--- START DATA FOR PROCESSING ---
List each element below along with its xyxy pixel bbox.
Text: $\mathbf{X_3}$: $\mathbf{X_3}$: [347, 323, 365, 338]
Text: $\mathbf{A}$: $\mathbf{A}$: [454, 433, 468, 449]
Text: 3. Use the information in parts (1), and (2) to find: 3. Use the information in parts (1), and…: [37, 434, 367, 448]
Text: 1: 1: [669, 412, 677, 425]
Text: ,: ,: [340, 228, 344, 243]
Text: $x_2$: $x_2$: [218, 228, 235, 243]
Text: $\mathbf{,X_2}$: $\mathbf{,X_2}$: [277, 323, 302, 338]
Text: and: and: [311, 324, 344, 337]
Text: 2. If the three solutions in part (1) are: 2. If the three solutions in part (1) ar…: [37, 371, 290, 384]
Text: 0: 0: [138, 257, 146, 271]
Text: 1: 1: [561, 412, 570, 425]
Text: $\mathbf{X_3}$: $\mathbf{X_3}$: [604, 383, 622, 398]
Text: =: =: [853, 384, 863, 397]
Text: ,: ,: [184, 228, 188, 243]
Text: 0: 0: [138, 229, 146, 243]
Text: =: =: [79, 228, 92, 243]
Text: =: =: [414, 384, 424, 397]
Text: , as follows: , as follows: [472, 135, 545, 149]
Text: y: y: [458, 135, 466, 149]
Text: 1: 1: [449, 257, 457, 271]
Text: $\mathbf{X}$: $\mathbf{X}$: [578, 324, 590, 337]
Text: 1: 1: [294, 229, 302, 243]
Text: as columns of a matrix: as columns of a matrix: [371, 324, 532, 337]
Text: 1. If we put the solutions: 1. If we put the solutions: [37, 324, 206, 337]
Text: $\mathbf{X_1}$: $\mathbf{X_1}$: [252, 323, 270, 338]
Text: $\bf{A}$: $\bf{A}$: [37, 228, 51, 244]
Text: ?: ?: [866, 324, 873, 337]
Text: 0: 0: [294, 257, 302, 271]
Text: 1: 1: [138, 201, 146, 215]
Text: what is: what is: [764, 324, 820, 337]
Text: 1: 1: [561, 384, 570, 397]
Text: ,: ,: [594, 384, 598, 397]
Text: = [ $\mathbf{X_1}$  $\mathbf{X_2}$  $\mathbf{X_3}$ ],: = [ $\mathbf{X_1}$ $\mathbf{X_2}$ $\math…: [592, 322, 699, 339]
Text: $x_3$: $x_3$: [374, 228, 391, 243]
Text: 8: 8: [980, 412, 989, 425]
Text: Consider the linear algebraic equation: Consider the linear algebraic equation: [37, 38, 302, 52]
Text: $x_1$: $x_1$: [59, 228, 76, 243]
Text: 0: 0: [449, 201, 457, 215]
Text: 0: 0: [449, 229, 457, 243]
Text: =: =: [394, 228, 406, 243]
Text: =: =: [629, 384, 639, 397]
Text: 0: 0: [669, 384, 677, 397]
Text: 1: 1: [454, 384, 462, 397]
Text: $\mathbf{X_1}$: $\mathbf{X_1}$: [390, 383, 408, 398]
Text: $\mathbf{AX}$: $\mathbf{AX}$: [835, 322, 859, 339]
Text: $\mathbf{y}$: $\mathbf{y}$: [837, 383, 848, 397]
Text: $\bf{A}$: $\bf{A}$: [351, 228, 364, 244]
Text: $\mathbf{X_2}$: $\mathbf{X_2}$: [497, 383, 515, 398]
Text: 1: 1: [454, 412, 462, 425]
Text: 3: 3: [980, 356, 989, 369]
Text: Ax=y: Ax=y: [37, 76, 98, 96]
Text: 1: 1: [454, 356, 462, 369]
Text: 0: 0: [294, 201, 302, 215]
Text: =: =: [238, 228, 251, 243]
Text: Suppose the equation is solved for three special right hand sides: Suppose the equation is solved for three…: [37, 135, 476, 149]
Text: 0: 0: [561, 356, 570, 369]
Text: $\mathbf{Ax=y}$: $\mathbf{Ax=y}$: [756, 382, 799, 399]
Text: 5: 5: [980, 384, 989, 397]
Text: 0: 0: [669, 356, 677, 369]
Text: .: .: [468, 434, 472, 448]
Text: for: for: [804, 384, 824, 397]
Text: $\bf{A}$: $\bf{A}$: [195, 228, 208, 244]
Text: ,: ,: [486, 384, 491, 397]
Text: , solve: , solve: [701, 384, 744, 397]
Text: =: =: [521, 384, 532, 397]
--- END DATA FOR PROCESSING ---
> **YOUR TASK**
Quote every item above word for word, reproducing each line without any change.

> **EXERCISE ANSWER**
List each element below along with its xyxy pixel bbox.
Text: $\mathbf{X_3}$: $\mathbf{X_3}$: [347, 323, 365, 338]
Text: $\mathbf{A}$: $\mathbf{A}$: [454, 433, 468, 449]
Text: 3. Use the information in parts (1), and (2) to find: 3. Use the information in parts (1), and…: [37, 434, 367, 448]
Text: 1: 1: [669, 412, 677, 425]
Text: ,: ,: [340, 228, 344, 243]
Text: $x_2$: $x_2$: [218, 228, 235, 243]
Text: $\mathbf{,X_2}$: $\mathbf{,X_2}$: [277, 323, 302, 338]
Text: and: and: [311, 324, 344, 337]
Text: 2. If the three solutions in part (1) are: 2. If the three solutions in part (1) ar…: [37, 371, 290, 384]
Text: 0: 0: [138, 257, 146, 271]
Text: 1: 1: [561, 412, 570, 425]
Text: $\mathbf{X_3}$: $\mathbf{X_3}$: [604, 383, 622, 398]
Text: =: =: [853, 384, 863, 397]
Text: ,: ,: [184, 228, 188, 243]
Text: 0: 0: [138, 229, 146, 243]
Text: =: =: [79, 228, 92, 243]
Text: =: =: [414, 384, 424, 397]
Text: , as follows: , as follows: [472, 135, 545, 149]
Text: y: y: [458, 135, 466, 149]
Text: 1: 1: [449, 257, 457, 271]
Text: $\mathbf{X}$: $\mathbf{X}$: [578, 324, 590, 337]
Text: 1: 1: [294, 229, 302, 243]
Text: as columns of a matrix: as columns of a matrix: [371, 324, 532, 337]
Text: 1. If we put the solutions: 1. If we put the solutions: [37, 324, 206, 337]
Text: $\mathbf{X_1}$: $\mathbf{X_1}$: [252, 323, 270, 338]
Text: $\bf{A}$: $\bf{A}$: [37, 228, 51, 244]
Text: ?: ?: [866, 324, 873, 337]
Text: 0: 0: [294, 257, 302, 271]
Text: 1: 1: [138, 201, 146, 215]
Text: what is: what is: [764, 324, 820, 337]
Text: 1: 1: [561, 384, 570, 397]
Text: ,: ,: [594, 384, 598, 397]
Text: = [ $\mathbf{X_1}$  $\mathbf{X_2}$  $\mathbf{X_3}$ ],: = [ $\mathbf{X_1}$ $\mathbf{X_2}$ $\math…: [592, 322, 699, 339]
Text: $x_3$: $x_3$: [374, 228, 391, 243]
Text: 8: 8: [980, 412, 989, 425]
Text: Consider the linear algebraic equation: Consider the linear algebraic equation: [37, 38, 302, 52]
Text: $x_1$: $x_1$: [59, 228, 76, 243]
Text: 0: 0: [449, 201, 457, 215]
Text: 0: 0: [449, 229, 457, 243]
Text: =: =: [394, 228, 406, 243]
Text: =: =: [629, 384, 639, 397]
Text: 0: 0: [669, 384, 677, 397]
Text: 1: 1: [454, 384, 462, 397]
Text: $\mathbf{X_1}$: $\mathbf{X_1}$: [390, 383, 408, 398]
Text: $\mathbf{AX}$: $\mathbf{AX}$: [835, 322, 859, 339]
Text: $\mathbf{y}$: $\mathbf{y}$: [837, 383, 848, 397]
Text: $\bf{A}$: $\bf{A}$: [351, 228, 364, 244]
Text: $\mathbf{X_2}$: $\mathbf{X_2}$: [497, 383, 515, 398]
Text: 1: 1: [454, 412, 462, 425]
Text: 3: 3: [980, 356, 989, 369]
Text: Ax=y: Ax=y: [37, 76, 98, 96]
Text: 1: 1: [454, 356, 462, 369]
Text: 0: 0: [294, 201, 302, 215]
Text: =: =: [238, 228, 251, 243]
Text: Suppose the equation is solved for three special right hand sides: Suppose the equation is solved for three…: [37, 135, 476, 149]
Text: 0: 0: [561, 356, 570, 369]
Text: $\mathbf{Ax=y}$: $\mathbf{Ax=y}$: [756, 382, 799, 399]
Text: 5: 5: [980, 384, 989, 397]
Text: 0: 0: [669, 356, 677, 369]
Text: .: .: [468, 434, 472, 448]
Text: for: for: [804, 384, 824, 397]
Text: $\bf{A}$: $\bf{A}$: [195, 228, 208, 244]
Text: ,: ,: [486, 384, 491, 397]
Text: , solve: , solve: [701, 384, 744, 397]
Text: =: =: [521, 384, 532, 397]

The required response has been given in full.